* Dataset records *

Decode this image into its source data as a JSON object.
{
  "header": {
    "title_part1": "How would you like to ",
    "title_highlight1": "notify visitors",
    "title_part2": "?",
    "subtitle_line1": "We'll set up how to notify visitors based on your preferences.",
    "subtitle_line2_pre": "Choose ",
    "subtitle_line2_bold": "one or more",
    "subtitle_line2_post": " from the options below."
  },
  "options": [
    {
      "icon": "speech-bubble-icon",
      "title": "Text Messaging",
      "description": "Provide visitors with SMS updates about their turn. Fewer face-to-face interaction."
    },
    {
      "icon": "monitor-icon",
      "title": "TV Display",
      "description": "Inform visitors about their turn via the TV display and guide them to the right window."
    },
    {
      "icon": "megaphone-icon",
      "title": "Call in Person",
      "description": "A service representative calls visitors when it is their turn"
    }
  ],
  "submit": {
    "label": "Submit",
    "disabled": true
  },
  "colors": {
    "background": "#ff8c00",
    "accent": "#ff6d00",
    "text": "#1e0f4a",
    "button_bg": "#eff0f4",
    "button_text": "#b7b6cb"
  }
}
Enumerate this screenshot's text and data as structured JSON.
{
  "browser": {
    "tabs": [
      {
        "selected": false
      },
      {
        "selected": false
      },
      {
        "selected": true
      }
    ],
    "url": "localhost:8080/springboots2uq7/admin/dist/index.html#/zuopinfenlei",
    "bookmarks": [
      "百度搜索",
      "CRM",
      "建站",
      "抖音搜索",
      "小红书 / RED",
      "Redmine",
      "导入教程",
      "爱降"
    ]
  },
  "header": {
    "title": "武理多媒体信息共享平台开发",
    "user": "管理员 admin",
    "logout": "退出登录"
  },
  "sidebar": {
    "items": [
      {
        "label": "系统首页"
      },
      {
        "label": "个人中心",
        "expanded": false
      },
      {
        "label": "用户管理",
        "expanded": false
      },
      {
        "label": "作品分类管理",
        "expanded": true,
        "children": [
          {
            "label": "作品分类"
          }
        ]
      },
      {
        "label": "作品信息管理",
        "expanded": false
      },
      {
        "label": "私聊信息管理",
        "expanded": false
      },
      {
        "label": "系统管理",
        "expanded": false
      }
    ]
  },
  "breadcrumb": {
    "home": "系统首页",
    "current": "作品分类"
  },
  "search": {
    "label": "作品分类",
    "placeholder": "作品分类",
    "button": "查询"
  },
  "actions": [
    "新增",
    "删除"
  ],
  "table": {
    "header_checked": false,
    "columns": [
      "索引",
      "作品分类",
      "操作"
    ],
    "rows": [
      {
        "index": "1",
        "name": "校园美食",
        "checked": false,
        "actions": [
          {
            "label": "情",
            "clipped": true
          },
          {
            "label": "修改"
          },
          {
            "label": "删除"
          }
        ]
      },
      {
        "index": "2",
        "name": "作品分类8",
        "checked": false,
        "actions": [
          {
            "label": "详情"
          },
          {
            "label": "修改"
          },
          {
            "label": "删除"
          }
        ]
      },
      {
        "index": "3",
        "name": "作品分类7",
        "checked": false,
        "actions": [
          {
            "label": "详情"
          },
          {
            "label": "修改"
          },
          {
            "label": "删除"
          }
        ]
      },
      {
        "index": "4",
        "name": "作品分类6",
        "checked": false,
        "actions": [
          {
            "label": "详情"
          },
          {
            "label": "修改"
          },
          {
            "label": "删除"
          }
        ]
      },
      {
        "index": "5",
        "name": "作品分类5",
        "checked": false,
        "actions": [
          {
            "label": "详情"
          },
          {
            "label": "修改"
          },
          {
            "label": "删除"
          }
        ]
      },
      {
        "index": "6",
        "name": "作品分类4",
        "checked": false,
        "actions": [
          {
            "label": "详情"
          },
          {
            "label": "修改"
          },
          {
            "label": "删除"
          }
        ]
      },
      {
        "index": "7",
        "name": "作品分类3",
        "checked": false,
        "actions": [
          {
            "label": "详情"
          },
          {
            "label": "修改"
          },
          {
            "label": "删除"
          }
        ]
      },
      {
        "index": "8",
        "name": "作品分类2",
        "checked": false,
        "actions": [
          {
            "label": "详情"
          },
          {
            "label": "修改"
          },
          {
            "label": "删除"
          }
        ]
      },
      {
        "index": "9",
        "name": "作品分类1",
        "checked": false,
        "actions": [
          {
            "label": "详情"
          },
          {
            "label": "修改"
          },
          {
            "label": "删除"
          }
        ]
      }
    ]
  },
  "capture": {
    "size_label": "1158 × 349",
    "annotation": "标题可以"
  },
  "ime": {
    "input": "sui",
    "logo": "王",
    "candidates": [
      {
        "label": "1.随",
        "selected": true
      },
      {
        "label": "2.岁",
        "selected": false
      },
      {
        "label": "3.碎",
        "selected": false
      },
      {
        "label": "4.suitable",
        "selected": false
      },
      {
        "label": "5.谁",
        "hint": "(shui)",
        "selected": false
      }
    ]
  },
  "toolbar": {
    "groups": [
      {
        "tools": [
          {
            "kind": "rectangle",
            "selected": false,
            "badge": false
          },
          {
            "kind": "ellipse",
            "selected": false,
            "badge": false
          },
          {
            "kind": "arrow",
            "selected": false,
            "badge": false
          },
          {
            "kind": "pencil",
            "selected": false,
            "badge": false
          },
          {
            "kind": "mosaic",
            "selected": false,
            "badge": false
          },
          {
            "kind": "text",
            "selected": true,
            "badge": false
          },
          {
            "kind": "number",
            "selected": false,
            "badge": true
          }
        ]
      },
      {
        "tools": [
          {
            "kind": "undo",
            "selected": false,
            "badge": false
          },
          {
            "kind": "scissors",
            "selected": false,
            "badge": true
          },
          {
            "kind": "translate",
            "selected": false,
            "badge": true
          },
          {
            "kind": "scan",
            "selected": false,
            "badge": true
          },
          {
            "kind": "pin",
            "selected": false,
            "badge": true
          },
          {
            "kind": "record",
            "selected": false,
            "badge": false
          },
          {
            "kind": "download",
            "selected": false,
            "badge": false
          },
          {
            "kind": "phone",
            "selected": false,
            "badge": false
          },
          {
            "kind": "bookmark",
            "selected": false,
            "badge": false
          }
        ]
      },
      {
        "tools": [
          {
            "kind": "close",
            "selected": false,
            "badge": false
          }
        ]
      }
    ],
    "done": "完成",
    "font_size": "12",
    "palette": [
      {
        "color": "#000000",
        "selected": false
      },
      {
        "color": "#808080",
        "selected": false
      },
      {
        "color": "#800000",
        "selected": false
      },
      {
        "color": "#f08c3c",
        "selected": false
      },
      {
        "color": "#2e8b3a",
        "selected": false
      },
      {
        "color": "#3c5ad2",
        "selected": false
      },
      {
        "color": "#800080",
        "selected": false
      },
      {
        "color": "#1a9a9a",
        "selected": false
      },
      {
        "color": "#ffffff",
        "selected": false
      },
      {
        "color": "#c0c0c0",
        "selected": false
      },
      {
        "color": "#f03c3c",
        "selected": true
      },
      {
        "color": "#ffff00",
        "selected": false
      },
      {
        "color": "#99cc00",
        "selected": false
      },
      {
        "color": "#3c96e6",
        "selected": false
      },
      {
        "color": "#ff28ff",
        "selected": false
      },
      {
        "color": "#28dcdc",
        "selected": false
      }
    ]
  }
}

* Aim of the exercise *
Exactly reproduce every line of the records.

* Correct output *
Decode this image into its source data as a JSON object.
{
  "header": {
    "title_part1": "How would you like to ",
    "title_highlight1": "notify visitors",
    "title_part2": "?",
    "subtitle_line1": "We'll set up how to notify visitors based on your preferences.",
    "subtitle_line2_pre": "Choose ",
    "subtitle_line2_bold": "one or more",
    "subtitle_line2_post": " from the options below."
  },
  "options": [
    {
      "icon": "speech-bubble-icon",
      "title": "Text Messaging",
      "description": "Provide visitors with SMS updates about their turn. Fewer face-to-face interaction."
    },
    {
      "icon": "monitor-icon",
      "title": "TV Display",
      "description": "Inform visitors about their turn via the TV display and guide them to the right window."
    },
    {
      "icon": "megaphone-icon",
      "title": "Call in Person",
      "description": "A service representative calls visitors when it is their turn"
    }
  ],
  "submit": {
    "label": "Submit",
    "disabled": true
  },
  "colors": {
    "background": "#ff8c00",
    "accent": "#ff6d00",
    "text": "#1e0f4a",
    "button_bg": "#eff0f4",
    "button_text": "#b7b6cb"
  }
}
Enumerate this screenshot's text and data as structured JSON.
{
  "browser": {
    "tabs": [
      {
        "selected": false
      },
      {
        "selected": false
      },
      {
        "selected": true
      }
    ],
    "url": "localhost:8080/springboots2uq7/admin/dist/index.html#/zuopinfenlei",
    "bookmarks": [
      "百度搜索",
      "CRM",
      "建站",
      "抖音搜索",
      "小红书 / RED",
      "Redmine",
      "导入教程",
      "爱降"
    ]
  },
  "header": {
    "title": "武理多媒体信息共享平台开发",
    "user": "管理员 admin",
    "logout": "退出登录"
  },
  "sidebar": {
    "items": [
      {
        "label": "系统首页"
      },
      {
        "label": "个人中心",
        "expanded": false
      },
      {
        "label": "用户管理",
        "expanded": false
      },
      {
        "label": "作品分类管理",
        "expanded": true,
        "children": [
          {
            "label": "作品分类"
          }
        ]
      },
      {
        "label": "作品信息管理",
        "expanded": false
      },
      {
        "label": "私聊信息管理",
        "expanded": false
      },
      {
        "label": "系统管理",
        "expanded": false
      }
    ]
  },
  "breadcrumb": {
    "home": "系统首页",
    "current": "作品分类"
  },
  "search": {
    "label": "作品分类",
    "placeholder": "作品分类",
    "button": "查询"
  },
  "actions": [
    "新增",
    "删除"
  ],
  "table": {
    "header_checked": false,
    "columns": [
      "索引",
      "作品分类",
      "操作"
    ],
    "rows": [
      {
        "index": "1",
        "name": "校园美食",
        "checked": false,
        "actions": [
          {
            "label": "情",
            "clipped": true
          },
          {
            "label": "修改"
          },
          {
            "label": "删除"
          }
        ]
      },
      {
        "index": "2",
        "name": "作品分类8",
        "checked": false,
        "actions": [
          {
            "label": "详情"
          },
          {
            "label": "修改"
          },
          {
            "label": "删除"
          }
        ]
      },
      {
        "index": "3",
        "name": "作品分类7",
        "checked": false,
        "actions": [
          {
            "label": "详情"
          },
          {
            "label": "修改"
          },
          {
            "label": "删除"
          }
        ]
      },
      {
        "index": "4",
        "name": "作品分类6",
        "checked": false,
        "actions": [
          {
            "label": "详情"
          },
          {
            "label": "修改"
          },
          {
            "label": "删除"
          }
        ]
      },
      {
        "index": "5",
        "name": "作品分类5",
        "checked": false,
        "actions": [
          {
            "label": "详情"
          },
          {
            "label": "修改"
          },
          {
            "label": "删除"
          }
        ]
      },
      {
        "index": "6",
        "name": "作品分类4",
        "checked": false,
        "actions": [
          {
            "label": "详情"
          },
          {
            "label": "修改"
          },
          {
            "label": "删除"
          }
        ]
      },
      {
        "index": "7",
        "name": "作品分类3",
        "checked": false,
        "actions": [
          {
            "label": "详情"
          },
          {
            "label": "修改"
          },
          {
            "label": "删除"
          }
        ]
      },
      {
        "index": "8",
        "name": "作品分类2",
        "checked": false,
        "actions": [
          {
            "label": "详情"
          },
          {
            "label": "修改"
          },
          {
            "label": "删除"
          }
        ]
      },
      {
        "index": "9",
        "name": "作品分类1",
        "checked": false,
        "actions": [
          {
            "label": "详情"
          },
          {
            "label": "修改"
          },
          {
            "label": "删除"
          }
        ]
      }
    ]
  },
  "capture": {
    "size_label": "1158 × 349",
    "annotation": "标题可以"
  },
  "ime": {
    "input": "sui",
    "logo": "王",
    "candidates": [
      {
        "label": "1.随",
        "selected": true
      },
      {
        "label": "2.岁",
        "selected": false
      },
      {
        "label": "3.碎",
        "selected": false
      },
      {
        "label": "4.suitable",
        "selected": false
      },
      {
        "label": "5.谁",
        "hint": "(shui)",
        "selected": false
      }
    ]
  },
  "toolbar": {
    "groups": [
      {
        "tools": [
          {
            "kind": "rectangle",
            "selected": false,
            "badge": false
          },
          {
            "kind": "ellipse",
            "selected": false,
            "badge": false
          },
          {
            "kind": "arrow",
            "selected": false,
            "badge": false
          },
          {
            "kind": "pencil",
            "selected": false,
            "badge": false
          },
          {
            "kind": "mosaic",
            "selected": false,
            "badge": false
          },
          {
            "kind": "text",
            "selected": true,
            "badge": false
          },
          {
            "kind": "number",
            "selected": false,
            "badge": true
          }
        ]
      },
      {
        "tools": [
          {
            "kind": "undo",
            "selected": false,
            "badge": false
          },
          {
            "kind": "scissors",
            "selected": false,
            "badge": true
          },
          {
            "kind": "translate",
            "selected": false,
            "badge": true
          },
          {
            "kind": "scan",
            "selected": false,
            "badge": true
          },
          {
            "kind": "pin",
            "selected": false,
            "badge": true
          },
          {
            "kind": "record",
            "selected": false,
            "badge": false
          },
          {
            "kind": "download",
            "selected": false,
            "badge": false
          },
          {
            "kind": "phone",
            "selected": false,
            "badge": false
          },
          {
            "kind": "bookmark",
            "selected": false,
            "badge": false
          }
        ]
      },
      {
        "tools": [
          {
            "kind": "close",
            "selected": false,
            "badge": false
          }
        ]
      }
    ],
    "done": "完成",
    "font_size": "12",
    "palette": [
      {
        "color": "#000000",
        "selected": false
      },
      {
        "color": "#808080",
        "selected": false
      },
      {
        "color": "#800000",
        "selected": false
      },
      {
        "color": "#f08c3c",
        "selected": false
      },
      {
        "color": "#2e8b3a",
        "selected": false
      },
      {
        "color": "#3c5ad2",
        "selected": false
      },
      {
        "color": "#800080",
        "selected": false
      },
      {
        "color": "#1a9a9a",
        "selected": false
      },
      {
        "color": "#ffffff",
        "selected": false
      },
      {
        "color": "#c0c0c0",
        "selected": false
      },
      {
        "color": "#f03c3c",
        "selected": true
      },
      {
        "color": "#ffff00",
        "selected": false
      },
      {
        "color": "#99cc00",
        "selected": false
      },
      {
        "color": "#3c96e6",
        "selected": false
      },
      {
        "color": "#ff28ff",
        "selected": false
      },
      {
        "color": "#28dcdc",
        "selected": false
      }
    ]
  }
}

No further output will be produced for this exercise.